Dataset records
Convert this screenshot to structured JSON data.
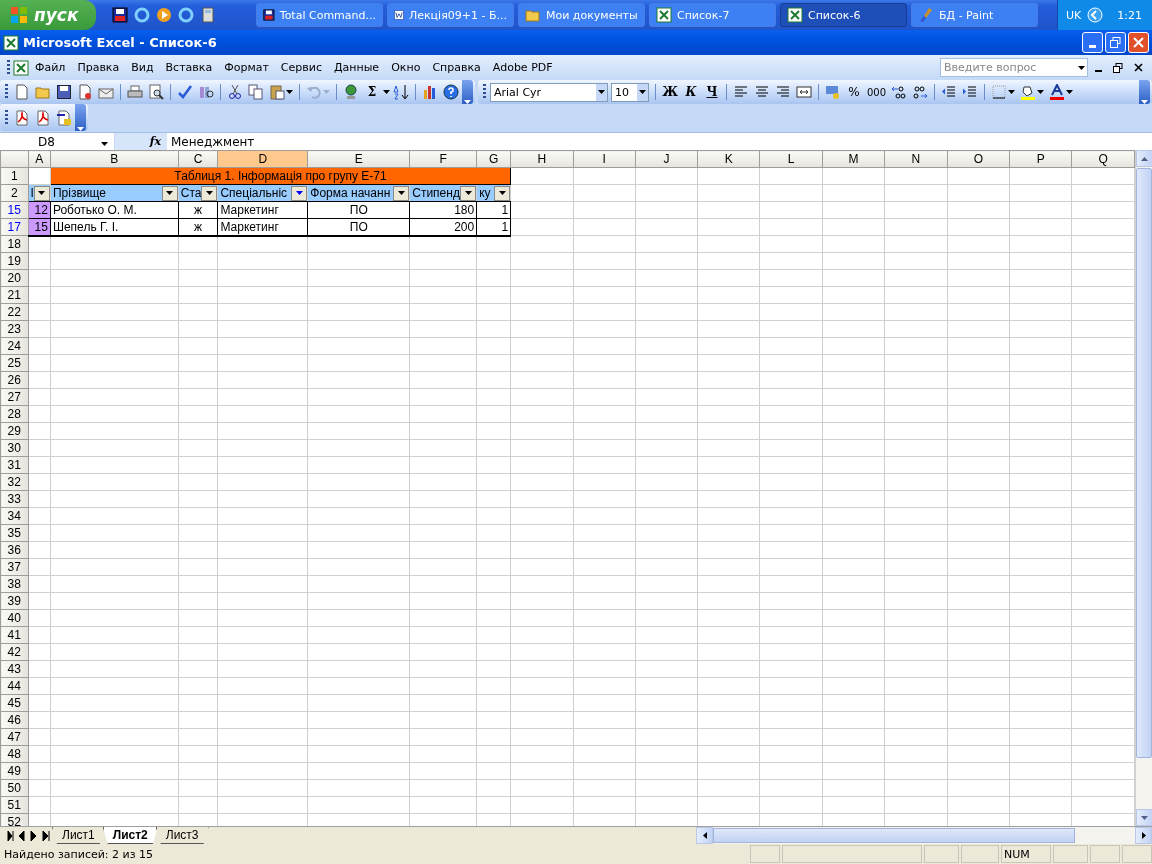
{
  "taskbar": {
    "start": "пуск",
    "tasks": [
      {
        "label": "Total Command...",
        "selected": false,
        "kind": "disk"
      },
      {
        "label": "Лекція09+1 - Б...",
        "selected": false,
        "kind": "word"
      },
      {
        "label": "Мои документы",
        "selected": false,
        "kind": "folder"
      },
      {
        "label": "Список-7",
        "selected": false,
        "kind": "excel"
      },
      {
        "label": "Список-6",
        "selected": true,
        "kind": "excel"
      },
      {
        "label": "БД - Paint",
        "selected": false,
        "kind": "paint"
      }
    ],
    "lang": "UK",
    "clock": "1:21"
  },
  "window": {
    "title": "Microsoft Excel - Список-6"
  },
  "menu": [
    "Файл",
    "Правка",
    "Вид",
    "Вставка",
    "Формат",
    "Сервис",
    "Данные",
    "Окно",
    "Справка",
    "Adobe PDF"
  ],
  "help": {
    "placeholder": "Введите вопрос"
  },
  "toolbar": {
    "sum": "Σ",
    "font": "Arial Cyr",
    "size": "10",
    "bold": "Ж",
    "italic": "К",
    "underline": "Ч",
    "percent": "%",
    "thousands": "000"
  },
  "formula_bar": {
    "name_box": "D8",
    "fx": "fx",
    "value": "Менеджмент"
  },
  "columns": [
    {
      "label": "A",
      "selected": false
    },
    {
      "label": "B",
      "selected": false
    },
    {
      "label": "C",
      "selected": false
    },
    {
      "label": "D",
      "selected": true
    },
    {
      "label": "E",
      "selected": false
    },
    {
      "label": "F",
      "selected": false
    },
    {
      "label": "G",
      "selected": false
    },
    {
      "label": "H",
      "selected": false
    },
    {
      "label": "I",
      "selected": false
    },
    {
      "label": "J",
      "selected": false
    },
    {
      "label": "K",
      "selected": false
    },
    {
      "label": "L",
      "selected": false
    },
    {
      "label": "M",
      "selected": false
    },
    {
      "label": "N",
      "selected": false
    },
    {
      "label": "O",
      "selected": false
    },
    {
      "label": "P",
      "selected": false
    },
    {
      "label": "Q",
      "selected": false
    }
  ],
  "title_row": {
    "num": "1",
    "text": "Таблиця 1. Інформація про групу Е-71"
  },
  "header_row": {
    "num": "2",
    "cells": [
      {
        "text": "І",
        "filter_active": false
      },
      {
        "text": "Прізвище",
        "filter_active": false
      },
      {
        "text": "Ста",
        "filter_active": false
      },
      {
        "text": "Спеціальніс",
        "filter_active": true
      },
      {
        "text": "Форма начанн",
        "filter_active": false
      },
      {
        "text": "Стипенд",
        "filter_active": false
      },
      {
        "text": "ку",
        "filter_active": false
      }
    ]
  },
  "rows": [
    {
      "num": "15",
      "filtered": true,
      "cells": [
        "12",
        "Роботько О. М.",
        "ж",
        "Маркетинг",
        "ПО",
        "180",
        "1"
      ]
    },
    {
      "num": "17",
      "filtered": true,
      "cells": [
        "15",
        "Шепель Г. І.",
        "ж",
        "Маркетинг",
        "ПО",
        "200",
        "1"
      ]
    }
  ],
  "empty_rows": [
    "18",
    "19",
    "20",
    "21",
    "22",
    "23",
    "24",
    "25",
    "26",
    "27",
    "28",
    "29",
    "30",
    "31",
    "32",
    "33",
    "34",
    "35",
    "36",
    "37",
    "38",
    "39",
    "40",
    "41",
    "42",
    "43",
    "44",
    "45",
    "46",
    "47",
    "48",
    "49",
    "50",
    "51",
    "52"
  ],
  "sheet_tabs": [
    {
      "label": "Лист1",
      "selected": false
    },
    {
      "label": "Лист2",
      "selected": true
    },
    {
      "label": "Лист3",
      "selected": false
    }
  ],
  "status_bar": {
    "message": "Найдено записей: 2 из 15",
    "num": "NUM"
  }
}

WHAT THE EXERCISE ASKS: Reproduce the material above in full and without alteration, but skip all pictures.

REPLY TO THE EXERCISE:
Convert this screenshot to structured JSON data.
{
  "taskbar": {
    "start": "пуск",
    "tasks": [
      {
        "label": "Total Command...",
        "selected": false,
        "kind": "disk"
      },
      {
        "label": "Лекція09+1 - Б...",
        "selected": false,
        "kind": "word"
      },
      {
        "label": "Мои документы",
        "selected": false,
        "kind": "folder"
      },
      {
        "label": "Список-7",
        "selected": false,
        "kind": "excel"
      },
      {
        "label": "Список-6",
        "selected": true,
        "kind": "excel"
      },
      {
        "label": "БД - Paint",
        "selected": false,
        "kind": "paint"
      }
    ],
    "lang": "UK",
    "clock": "1:21"
  },
  "window": {
    "title": "Microsoft Excel - Список-6"
  },
  "menu": [
    "Файл",
    "Правка",
    "Вид",
    "Вставка",
    "Формат",
    "Сервис",
    "Данные",
    "Окно",
    "Справка",
    "Adobe PDF"
  ],
  "help": {
    "placeholder": "Введите вопрос"
  },
  "toolbar": {
    "sum": "Σ",
    "font": "Arial Cyr",
    "size": "10",
    "bold": "Ж",
    "italic": "К",
    "underline": "Ч",
    "percent": "%",
    "thousands": "000"
  },
  "formula_bar": {
    "name_box": "D8",
    "fx": "fx",
    "value": "Менеджмент"
  },
  "columns": [
    {
      "label": "A",
      "selected": false
    },
    {
      "label": "B",
      "selected": false
    },
    {
      "label": "C",
      "selected": false
    },
    {
      "label": "D",
      "selected": true
    },
    {
      "label": "E",
      "selected": false
    },
    {
      "label": "F",
      "selected": false
    },
    {
      "label": "G",
      "selected": false
    },
    {
      "label": "H",
      "selected": false
    },
    {
      "label": "I",
      "selected": false
    },
    {
      "label": "J",
      "selected": false
    },
    {
      "label": "K",
      "selected": false
    },
    {
      "label": "L",
      "selected": false
    },
    {
      "label": "M",
      "selected": false
    },
    {
      "label": "N",
      "selected": false
    },
    {
      "label": "O",
      "selected": false
    },
    {
      "label": "P",
      "selected": false
    },
    {
      "label": "Q",
      "selected": false
    }
  ],
  "title_row": {
    "num": "1",
    "text": "Таблиця 1. Інформація про групу Е-71"
  },
  "header_row": {
    "num": "2",
    "cells": [
      {
        "text": "І",
        "filter_active": false
      },
      {
        "text": "Прізвище",
        "filter_active": false
      },
      {
        "text": "Ста",
        "filter_active": false
      },
      {
        "text": "Спеціальніс",
        "filter_active": true
      },
      {
        "text": "Форма начанн",
        "filter_active": false
      },
      {
        "text": "Стипенд",
        "filter_active": false
      },
      {
        "text": "ку",
        "filter_active": false
      }
    ]
  },
  "rows": [
    {
      "num": "15",
      "filtered": true,
      "cells": [
        "12",
        "Роботько О. М.",
        "ж",
        "Маркетинг",
        "ПО",
        "180",
        "1"
      ]
    },
    {
      "num": "17",
      "filtered": true,
      "cells": [
        "15",
        "Шепель Г. І.",
        "ж",
        "Маркетинг",
        "ПО",
        "200",
        "1"
      ]
    }
  ],
  "empty_rows": [
    "18",
    "19",
    "20",
    "21",
    "22",
    "23",
    "24",
    "25",
    "26",
    "27",
    "28",
    "29",
    "30",
    "31",
    "32",
    "33",
    "34",
    "35",
    "36",
    "37",
    "38",
    "39",
    "40",
    "41",
    "42",
    "43",
    "44",
    "45",
    "46",
    "47",
    "48",
    "49",
    "50",
    "51",
    "52"
  ],
  "sheet_tabs": [
    {
      "label": "Лист1",
      "selected": false
    },
    {
      "label": "Лист2",
      "selected": true
    },
    {
      "label": "Лист3",
      "selected": false
    }
  ],
  "status_bar": {
    "message": "Найдено записей: 2 из 15",
    "num": "NUM"
  }
}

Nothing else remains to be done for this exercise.